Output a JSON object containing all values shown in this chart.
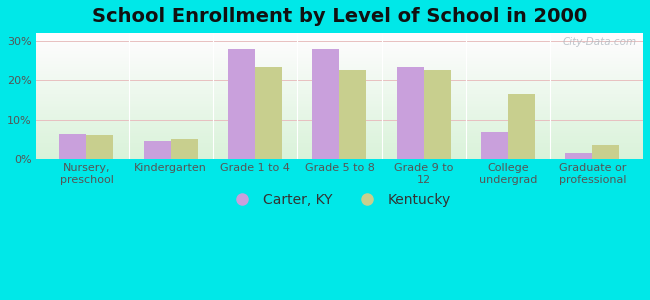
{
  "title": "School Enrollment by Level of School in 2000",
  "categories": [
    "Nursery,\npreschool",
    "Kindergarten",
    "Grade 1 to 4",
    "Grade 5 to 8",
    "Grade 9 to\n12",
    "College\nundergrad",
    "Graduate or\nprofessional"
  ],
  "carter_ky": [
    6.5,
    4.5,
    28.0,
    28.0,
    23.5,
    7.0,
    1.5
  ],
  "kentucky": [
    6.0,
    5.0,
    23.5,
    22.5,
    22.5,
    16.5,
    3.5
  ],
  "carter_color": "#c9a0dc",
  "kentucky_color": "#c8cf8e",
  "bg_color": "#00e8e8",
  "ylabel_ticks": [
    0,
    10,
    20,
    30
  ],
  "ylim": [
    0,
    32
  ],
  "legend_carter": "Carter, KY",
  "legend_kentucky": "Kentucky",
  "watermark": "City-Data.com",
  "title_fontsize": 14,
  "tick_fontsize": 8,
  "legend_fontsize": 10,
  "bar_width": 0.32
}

=====

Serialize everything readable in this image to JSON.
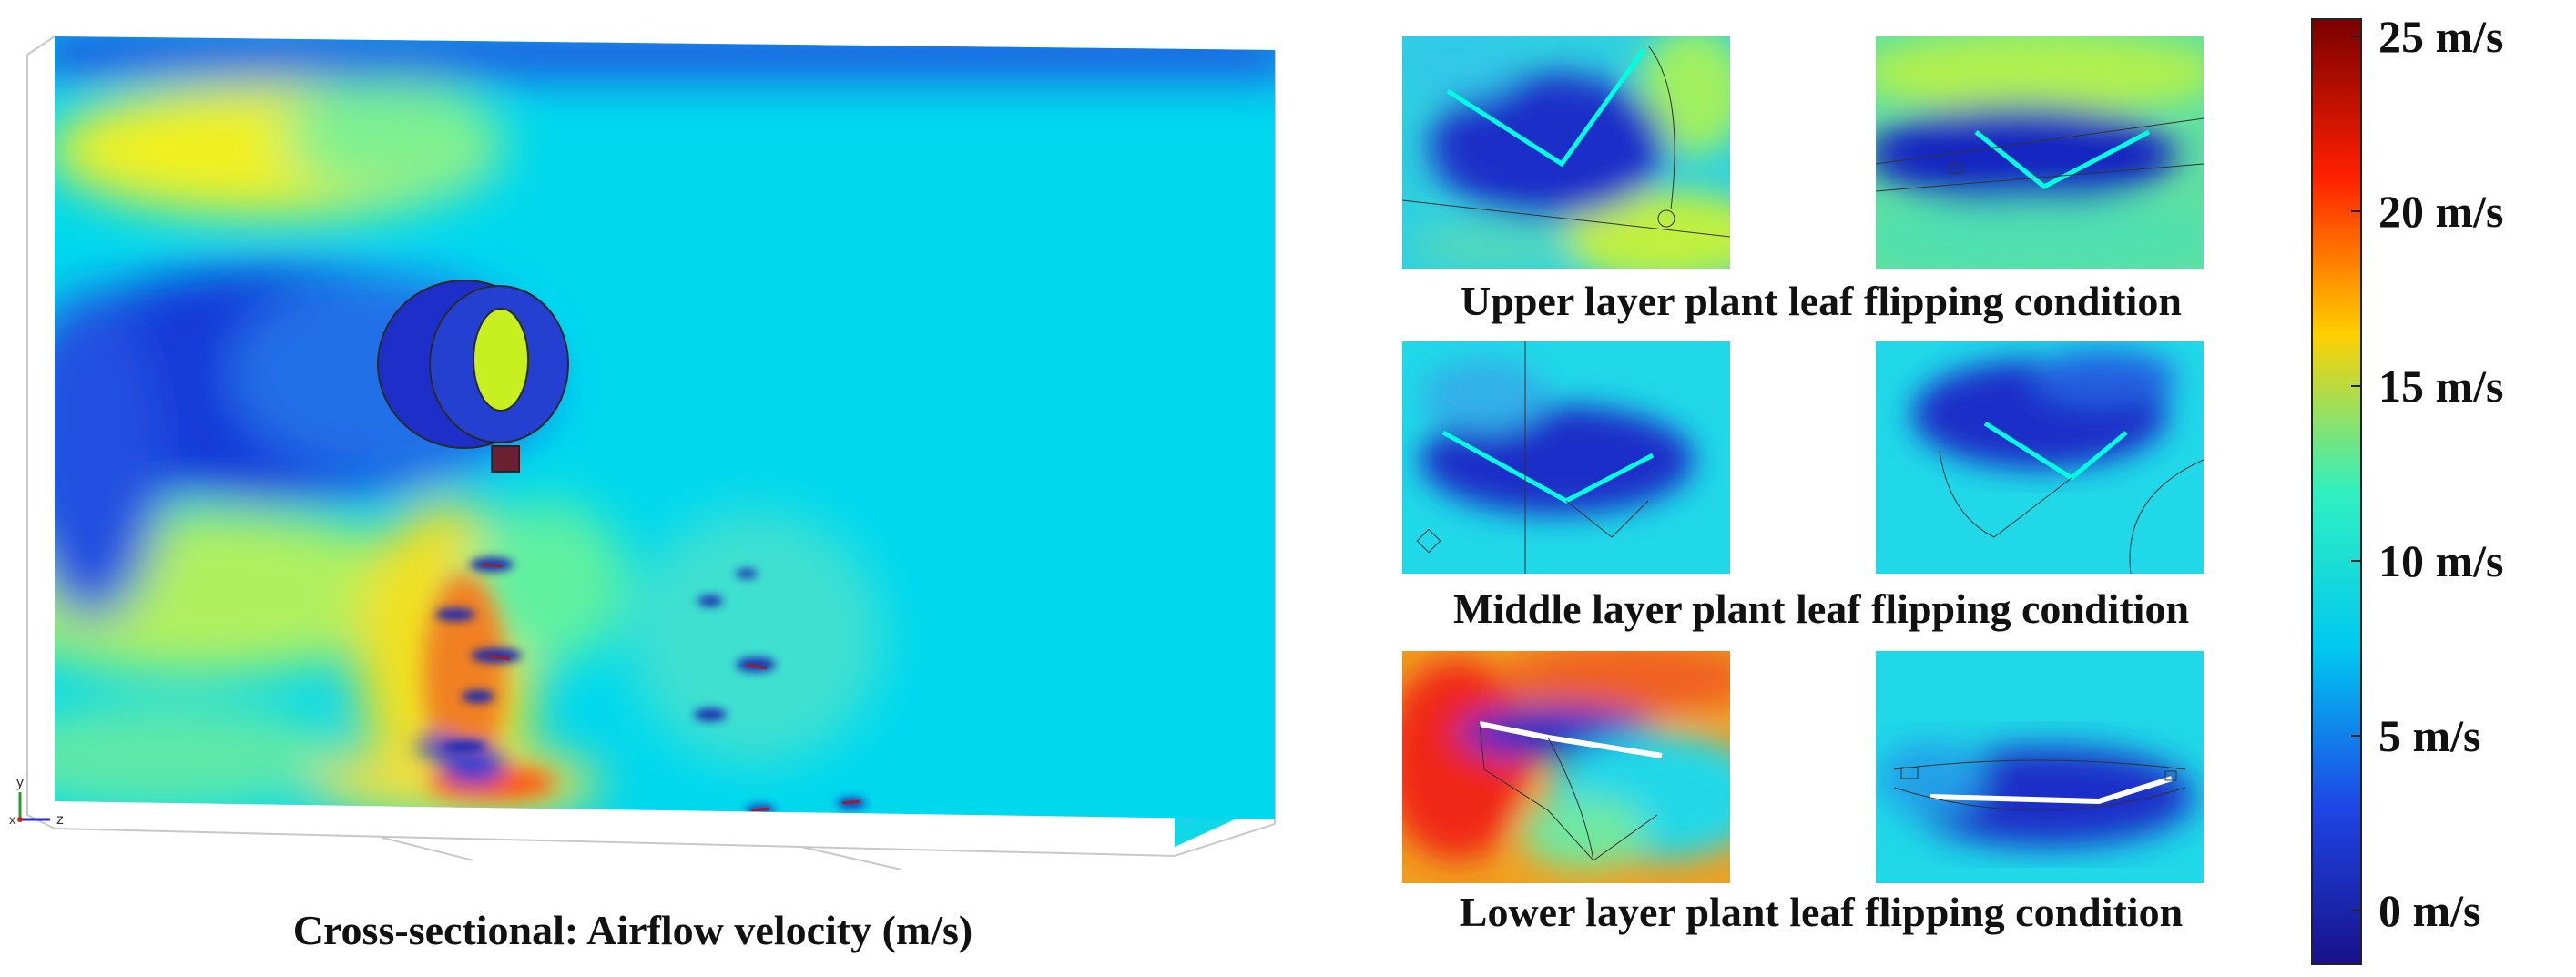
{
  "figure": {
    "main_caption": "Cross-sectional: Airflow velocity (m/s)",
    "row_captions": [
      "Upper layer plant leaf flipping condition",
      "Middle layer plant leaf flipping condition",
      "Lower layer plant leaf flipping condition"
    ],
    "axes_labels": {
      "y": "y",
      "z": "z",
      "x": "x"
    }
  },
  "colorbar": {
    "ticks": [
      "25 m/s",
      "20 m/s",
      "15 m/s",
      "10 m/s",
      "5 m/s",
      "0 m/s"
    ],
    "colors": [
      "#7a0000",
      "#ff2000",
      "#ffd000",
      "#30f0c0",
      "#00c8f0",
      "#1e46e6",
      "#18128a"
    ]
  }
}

=====

BRIEF:
How many lines in the records hold the string "flipping"? Reply with the number alone.

SOLVED PROBLEM:
3